_TASK DESCRIPTION:_ Exactly repeat the material, dropping every picture from the copy.

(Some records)
╔══
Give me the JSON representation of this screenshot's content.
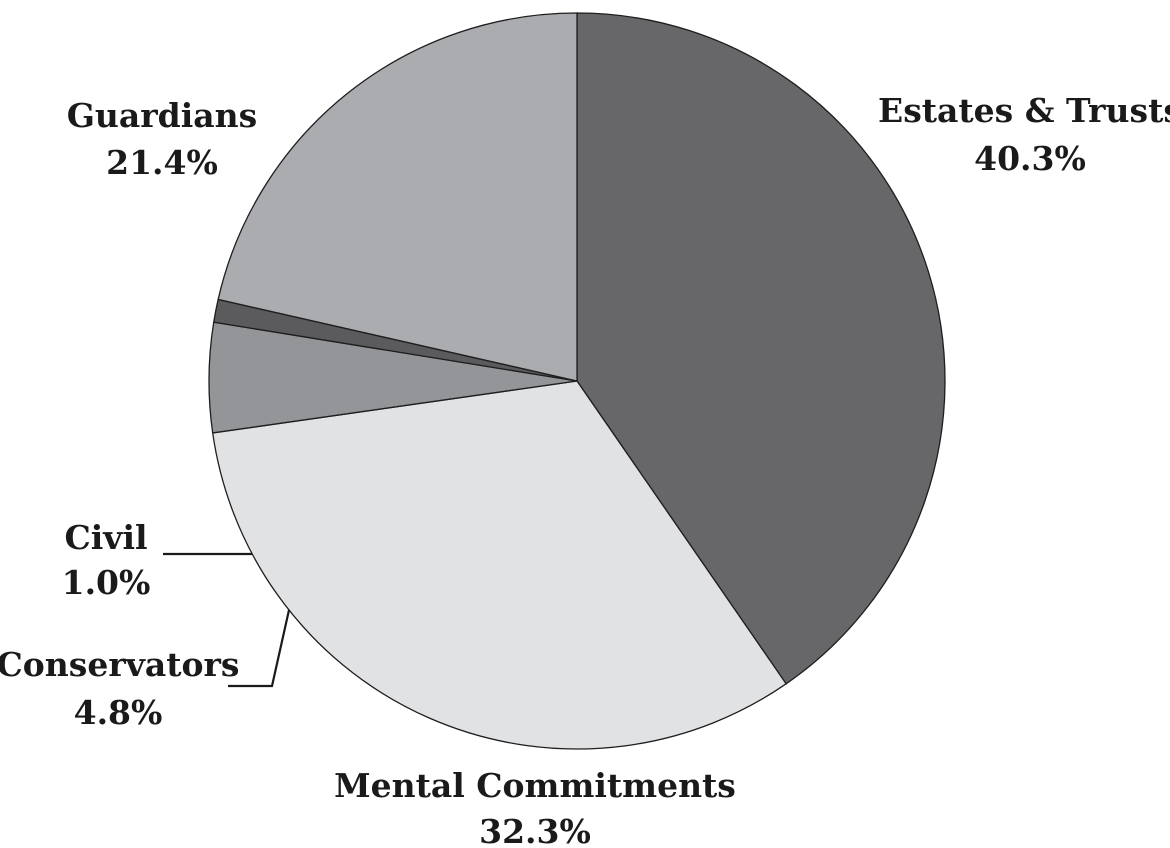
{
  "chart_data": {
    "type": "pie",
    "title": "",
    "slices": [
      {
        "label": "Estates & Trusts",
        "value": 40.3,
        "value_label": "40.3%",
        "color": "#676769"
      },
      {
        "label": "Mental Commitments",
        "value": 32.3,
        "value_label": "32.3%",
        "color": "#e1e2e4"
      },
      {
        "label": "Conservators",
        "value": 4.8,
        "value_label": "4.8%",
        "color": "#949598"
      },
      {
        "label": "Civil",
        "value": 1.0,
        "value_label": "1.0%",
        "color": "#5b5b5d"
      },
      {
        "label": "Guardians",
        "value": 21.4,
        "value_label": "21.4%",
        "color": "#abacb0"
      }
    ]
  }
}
╚══
_EXERCISE RESULT:_
Give me the JSON representation of this screenshot's content.
{
  "chart_data": {
    "type": "pie",
    "title": "",
    "slices": [
      {
        "label": "Estates & Trusts",
        "value": 40.3,
        "value_label": "40.3%",
        "color": "#676769"
      },
      {
        "label": "Mental Commitments",
        "value": 32.3,
        "value_label": "32.3%",
        "color": "#e1e2e4"
      },
      {
        "label": "Conservators",
        "value": 4.8,
        "value_label": "4.8%",
        "color": "#949598"
      },
      {
        "label": "Civil",
        "value": 1.0,
        "value_label": "1.0%",
        "color": "#5b5b5d"
      },
      {
        "label": "Guardians",
        "value": 21.4,
        "value_label": "21.4%",
        "color": "#abacb0"
      }
    ]
  }
}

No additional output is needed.